Task directions: Check each line for the string "JSON" and give only the count of lines that have it.

Exercise materials:

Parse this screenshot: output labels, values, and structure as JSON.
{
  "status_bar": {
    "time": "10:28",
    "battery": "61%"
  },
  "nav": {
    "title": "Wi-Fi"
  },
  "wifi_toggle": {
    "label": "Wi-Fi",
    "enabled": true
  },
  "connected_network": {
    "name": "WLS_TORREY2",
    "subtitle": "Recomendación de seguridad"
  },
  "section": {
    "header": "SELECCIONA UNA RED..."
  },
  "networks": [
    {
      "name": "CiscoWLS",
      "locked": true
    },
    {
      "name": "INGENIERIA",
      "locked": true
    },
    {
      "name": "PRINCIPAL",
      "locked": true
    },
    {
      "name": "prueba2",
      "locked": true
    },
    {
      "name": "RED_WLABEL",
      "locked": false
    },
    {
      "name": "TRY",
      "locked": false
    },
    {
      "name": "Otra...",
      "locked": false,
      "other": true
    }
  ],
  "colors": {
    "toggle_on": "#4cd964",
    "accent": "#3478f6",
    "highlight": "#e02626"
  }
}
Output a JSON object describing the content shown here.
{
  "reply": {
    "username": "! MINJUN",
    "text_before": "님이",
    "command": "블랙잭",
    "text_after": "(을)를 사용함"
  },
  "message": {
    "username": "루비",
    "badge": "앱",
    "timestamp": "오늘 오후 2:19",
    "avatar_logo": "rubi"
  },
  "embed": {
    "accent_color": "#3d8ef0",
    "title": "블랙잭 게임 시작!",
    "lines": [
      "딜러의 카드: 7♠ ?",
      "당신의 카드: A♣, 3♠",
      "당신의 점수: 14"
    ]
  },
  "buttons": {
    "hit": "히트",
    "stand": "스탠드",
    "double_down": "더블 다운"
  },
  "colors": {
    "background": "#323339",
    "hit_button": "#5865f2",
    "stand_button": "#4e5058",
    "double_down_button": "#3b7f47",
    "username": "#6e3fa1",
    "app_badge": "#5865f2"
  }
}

Response to this exercise: 2